WORK REQUIRED —
Identify the lines that contain the word "Customer" and copy each one.

DATA EXCERPTS —

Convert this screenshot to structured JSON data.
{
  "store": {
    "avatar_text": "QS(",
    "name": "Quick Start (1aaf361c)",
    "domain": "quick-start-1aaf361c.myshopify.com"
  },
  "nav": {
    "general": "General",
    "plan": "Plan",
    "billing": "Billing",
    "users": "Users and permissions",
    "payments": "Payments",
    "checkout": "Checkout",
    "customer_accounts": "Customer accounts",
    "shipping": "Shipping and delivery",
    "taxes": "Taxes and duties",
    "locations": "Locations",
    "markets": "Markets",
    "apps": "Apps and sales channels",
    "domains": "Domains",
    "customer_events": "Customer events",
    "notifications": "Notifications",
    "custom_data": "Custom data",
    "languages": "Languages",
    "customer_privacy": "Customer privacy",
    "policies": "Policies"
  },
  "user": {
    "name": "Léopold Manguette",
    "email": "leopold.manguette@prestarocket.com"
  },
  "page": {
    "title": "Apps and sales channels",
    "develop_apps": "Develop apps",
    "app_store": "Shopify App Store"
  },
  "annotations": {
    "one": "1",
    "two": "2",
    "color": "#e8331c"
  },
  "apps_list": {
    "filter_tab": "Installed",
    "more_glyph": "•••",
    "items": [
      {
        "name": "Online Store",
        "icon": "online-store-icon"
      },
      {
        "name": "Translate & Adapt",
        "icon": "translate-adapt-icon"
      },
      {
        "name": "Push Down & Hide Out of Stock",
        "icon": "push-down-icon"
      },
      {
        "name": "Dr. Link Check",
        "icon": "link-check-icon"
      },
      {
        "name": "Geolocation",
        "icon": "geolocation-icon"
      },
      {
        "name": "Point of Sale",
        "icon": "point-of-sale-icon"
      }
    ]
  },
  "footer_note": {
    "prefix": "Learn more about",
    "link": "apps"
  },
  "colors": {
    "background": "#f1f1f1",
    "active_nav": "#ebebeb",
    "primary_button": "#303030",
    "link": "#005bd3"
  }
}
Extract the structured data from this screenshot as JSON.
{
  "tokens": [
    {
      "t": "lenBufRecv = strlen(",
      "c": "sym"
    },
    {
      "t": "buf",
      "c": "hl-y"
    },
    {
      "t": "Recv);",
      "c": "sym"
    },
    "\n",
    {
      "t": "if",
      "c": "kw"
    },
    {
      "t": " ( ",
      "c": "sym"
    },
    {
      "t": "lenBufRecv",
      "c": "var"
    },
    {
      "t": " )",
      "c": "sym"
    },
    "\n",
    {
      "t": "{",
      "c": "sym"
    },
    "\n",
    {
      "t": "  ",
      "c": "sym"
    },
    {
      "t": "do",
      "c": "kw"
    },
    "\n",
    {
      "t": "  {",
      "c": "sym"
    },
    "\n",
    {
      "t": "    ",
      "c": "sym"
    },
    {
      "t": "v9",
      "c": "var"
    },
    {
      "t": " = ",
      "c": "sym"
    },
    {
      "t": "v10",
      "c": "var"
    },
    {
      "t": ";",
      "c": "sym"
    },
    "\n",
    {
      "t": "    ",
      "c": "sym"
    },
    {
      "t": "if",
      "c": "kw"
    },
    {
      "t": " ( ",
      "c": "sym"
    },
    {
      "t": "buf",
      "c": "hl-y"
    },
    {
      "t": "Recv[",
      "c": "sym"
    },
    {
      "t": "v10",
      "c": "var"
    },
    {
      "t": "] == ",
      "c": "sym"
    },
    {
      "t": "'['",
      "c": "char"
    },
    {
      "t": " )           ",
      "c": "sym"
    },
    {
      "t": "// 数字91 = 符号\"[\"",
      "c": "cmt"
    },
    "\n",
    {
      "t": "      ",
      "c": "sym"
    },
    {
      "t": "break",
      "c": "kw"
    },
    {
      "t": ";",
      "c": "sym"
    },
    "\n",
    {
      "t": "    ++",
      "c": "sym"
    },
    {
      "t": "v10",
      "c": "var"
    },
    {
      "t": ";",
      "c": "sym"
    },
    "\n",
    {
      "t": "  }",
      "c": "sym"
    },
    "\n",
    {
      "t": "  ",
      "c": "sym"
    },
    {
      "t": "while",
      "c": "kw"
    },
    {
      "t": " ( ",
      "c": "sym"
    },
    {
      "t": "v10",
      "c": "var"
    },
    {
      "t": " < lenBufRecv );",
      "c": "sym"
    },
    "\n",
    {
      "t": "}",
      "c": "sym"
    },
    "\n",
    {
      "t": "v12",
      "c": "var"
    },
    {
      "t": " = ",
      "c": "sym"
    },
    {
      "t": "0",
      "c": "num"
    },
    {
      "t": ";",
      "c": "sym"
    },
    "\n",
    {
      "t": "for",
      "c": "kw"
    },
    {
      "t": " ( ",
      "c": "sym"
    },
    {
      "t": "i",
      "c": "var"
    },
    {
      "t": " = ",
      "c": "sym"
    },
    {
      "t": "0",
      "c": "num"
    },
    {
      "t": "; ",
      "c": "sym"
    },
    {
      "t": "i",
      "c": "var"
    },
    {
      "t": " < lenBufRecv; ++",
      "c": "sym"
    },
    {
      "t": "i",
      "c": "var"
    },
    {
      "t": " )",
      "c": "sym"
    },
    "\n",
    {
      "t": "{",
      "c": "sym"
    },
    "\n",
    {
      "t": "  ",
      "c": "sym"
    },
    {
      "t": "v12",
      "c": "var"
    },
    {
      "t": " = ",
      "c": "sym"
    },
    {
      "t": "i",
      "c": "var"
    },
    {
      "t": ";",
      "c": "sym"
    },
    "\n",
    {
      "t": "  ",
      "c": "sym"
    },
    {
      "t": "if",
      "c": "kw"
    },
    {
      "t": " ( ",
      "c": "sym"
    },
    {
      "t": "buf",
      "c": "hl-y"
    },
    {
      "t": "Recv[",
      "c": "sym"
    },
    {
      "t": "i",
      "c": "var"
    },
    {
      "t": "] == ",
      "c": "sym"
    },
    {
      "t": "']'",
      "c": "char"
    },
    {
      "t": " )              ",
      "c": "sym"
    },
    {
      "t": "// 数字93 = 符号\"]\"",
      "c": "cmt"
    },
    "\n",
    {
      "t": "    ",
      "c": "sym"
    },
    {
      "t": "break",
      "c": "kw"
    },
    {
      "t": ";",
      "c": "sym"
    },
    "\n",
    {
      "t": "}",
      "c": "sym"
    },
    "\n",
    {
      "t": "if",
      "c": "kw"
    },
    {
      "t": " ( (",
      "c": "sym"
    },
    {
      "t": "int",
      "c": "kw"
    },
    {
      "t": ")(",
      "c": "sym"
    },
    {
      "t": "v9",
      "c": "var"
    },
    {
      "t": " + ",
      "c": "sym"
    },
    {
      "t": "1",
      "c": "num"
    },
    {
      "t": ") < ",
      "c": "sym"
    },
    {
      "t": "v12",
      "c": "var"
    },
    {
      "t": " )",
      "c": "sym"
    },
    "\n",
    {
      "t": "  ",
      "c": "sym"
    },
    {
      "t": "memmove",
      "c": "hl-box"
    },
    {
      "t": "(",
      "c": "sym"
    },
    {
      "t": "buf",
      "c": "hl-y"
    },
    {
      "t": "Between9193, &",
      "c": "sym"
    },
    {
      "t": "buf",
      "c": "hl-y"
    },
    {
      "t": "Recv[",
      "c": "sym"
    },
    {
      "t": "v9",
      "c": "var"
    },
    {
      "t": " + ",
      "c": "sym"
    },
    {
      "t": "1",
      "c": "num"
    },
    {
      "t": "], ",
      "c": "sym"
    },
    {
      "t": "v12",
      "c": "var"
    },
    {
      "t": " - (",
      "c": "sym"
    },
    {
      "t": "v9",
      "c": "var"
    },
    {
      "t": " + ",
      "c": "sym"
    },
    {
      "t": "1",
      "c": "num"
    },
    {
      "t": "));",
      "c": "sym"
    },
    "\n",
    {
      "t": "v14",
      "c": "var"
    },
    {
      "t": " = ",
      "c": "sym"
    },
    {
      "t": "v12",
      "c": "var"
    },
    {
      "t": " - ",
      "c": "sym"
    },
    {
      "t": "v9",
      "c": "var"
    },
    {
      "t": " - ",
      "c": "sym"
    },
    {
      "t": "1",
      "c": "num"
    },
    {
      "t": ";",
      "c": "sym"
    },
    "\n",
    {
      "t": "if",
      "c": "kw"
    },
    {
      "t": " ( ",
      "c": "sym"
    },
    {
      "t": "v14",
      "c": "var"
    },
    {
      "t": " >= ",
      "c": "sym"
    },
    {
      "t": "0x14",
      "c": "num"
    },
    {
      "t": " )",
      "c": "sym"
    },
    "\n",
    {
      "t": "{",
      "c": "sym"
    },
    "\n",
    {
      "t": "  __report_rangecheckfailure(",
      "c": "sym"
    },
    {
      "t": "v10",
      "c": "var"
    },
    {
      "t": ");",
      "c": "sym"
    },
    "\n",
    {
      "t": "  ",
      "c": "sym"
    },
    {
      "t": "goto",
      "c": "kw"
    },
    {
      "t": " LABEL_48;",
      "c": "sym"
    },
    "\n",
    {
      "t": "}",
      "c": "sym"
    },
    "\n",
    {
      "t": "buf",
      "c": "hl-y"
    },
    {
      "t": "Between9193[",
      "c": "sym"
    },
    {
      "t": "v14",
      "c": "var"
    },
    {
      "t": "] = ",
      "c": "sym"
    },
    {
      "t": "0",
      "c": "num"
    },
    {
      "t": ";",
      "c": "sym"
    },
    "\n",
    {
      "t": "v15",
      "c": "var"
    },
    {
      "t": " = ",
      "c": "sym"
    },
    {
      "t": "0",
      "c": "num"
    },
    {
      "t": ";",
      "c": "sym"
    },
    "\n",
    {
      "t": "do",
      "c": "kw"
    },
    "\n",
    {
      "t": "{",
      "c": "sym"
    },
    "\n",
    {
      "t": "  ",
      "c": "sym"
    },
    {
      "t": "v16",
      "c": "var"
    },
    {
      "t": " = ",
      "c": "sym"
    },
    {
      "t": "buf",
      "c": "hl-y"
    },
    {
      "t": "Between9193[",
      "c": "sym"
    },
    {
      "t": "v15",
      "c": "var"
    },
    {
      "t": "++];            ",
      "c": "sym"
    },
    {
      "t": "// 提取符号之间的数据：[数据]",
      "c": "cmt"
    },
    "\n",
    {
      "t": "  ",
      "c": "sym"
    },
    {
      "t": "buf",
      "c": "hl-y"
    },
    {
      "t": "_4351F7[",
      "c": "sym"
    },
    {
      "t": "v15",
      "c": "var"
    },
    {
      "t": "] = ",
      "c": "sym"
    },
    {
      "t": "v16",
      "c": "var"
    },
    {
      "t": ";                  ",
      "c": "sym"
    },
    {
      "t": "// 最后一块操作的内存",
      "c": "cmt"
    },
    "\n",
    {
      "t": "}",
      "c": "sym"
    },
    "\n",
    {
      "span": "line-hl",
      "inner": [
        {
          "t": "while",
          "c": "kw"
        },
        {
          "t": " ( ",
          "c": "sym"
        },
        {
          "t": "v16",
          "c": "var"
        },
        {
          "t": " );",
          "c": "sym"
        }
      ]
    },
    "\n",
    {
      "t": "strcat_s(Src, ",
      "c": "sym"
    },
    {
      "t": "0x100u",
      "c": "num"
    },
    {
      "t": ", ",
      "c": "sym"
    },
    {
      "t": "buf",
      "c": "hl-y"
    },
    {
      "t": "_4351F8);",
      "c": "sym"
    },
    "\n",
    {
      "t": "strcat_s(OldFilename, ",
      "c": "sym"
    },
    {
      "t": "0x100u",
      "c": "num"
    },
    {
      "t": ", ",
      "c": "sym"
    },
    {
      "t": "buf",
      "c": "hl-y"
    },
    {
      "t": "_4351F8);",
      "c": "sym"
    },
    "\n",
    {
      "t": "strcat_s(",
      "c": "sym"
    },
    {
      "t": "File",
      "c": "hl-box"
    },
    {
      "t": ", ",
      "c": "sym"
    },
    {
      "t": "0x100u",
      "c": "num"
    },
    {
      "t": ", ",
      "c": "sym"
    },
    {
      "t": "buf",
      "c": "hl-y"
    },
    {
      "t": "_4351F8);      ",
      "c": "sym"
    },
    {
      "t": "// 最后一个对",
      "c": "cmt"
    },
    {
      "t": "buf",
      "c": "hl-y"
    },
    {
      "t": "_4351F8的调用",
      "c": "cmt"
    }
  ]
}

SOLUTION BELOW —
    "customer_accounts": "Customer accounts",
    "customer_events": "Customer events",
    "customer_privacy": "Customer privacy",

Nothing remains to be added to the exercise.